* [LISTED ENTRIES]:
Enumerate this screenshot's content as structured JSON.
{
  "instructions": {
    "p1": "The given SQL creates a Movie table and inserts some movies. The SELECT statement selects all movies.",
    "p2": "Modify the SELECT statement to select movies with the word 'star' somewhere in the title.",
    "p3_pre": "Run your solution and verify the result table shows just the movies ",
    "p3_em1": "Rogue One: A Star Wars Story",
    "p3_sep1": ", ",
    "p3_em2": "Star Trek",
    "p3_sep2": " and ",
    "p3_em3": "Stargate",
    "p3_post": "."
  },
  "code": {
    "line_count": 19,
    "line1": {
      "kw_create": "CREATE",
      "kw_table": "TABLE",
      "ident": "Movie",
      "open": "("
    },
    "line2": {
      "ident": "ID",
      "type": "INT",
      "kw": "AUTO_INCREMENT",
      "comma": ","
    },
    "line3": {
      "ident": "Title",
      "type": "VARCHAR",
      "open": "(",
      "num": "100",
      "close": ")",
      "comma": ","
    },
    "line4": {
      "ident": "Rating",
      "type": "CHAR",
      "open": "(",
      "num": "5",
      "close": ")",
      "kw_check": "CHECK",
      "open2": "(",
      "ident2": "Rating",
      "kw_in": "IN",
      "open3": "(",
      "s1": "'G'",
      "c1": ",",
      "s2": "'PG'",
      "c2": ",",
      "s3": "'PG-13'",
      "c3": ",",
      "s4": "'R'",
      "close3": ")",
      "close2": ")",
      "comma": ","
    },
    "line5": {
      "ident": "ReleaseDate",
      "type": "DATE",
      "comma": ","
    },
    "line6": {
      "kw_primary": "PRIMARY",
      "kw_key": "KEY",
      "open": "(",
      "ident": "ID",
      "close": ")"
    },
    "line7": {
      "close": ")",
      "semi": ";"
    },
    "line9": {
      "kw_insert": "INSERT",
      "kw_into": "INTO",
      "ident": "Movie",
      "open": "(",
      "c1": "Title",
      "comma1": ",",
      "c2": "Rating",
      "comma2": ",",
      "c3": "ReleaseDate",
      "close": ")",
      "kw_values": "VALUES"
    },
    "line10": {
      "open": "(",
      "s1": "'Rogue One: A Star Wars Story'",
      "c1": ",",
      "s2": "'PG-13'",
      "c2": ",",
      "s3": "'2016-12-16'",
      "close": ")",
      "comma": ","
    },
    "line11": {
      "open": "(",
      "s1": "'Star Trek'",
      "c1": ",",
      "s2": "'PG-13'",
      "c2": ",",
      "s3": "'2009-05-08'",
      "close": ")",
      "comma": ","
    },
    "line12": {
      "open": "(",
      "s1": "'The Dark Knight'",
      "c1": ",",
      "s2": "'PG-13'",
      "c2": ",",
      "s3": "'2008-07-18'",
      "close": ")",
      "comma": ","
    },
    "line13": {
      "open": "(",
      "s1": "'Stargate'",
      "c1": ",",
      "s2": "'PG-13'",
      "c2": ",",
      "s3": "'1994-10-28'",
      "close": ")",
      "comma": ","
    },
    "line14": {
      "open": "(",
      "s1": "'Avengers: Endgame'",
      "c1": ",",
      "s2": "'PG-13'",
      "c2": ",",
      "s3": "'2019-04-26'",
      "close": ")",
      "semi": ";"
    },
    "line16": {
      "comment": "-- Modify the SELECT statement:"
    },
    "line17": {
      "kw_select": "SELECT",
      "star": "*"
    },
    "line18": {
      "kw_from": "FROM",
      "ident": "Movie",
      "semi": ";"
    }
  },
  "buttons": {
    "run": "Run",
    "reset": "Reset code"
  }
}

* [WHAT THIS TASK INVOLVES]: Scan the material above for the string "Wars" and report each line where you find it.

* [SOLVED EXERCISE]:
    "p3_em1": "Rogue One: A Star Wars Story",
      "s1": "'Rogue One: A Star Wars Story'",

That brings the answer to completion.